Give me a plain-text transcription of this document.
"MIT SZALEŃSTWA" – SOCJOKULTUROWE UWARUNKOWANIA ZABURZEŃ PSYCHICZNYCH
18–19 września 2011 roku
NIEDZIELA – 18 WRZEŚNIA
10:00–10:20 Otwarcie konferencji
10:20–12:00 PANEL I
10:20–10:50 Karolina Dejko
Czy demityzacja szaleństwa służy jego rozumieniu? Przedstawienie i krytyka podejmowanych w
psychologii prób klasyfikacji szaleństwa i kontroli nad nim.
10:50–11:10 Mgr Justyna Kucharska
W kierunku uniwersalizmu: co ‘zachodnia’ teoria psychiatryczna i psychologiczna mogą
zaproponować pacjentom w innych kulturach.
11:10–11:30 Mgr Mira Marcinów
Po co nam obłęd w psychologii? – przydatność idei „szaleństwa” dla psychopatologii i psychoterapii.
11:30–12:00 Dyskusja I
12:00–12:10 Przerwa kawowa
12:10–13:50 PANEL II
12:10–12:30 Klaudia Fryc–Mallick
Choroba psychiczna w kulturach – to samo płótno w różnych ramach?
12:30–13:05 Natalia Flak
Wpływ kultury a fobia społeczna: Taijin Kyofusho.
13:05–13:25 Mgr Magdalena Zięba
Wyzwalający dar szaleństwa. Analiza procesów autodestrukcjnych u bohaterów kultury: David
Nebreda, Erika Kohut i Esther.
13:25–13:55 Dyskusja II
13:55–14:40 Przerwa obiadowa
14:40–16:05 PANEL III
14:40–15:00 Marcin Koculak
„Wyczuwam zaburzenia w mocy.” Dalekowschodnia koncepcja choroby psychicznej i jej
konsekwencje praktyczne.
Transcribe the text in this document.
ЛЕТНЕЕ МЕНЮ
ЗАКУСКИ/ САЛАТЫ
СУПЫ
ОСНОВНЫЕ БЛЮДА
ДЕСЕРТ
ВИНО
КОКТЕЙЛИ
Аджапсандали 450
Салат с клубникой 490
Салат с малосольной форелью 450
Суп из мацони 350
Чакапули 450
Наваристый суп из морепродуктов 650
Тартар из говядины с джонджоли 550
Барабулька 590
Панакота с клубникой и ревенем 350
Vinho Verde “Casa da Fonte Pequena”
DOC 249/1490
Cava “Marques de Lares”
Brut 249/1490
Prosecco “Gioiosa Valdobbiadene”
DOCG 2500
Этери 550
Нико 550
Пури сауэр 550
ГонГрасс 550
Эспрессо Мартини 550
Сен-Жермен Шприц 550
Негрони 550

━━━━━━━━

Exercise:
Find the lines containing "this" and pull them out.

Output:
Give me a plain-text transcription of this document.
Transcribe the text in this document.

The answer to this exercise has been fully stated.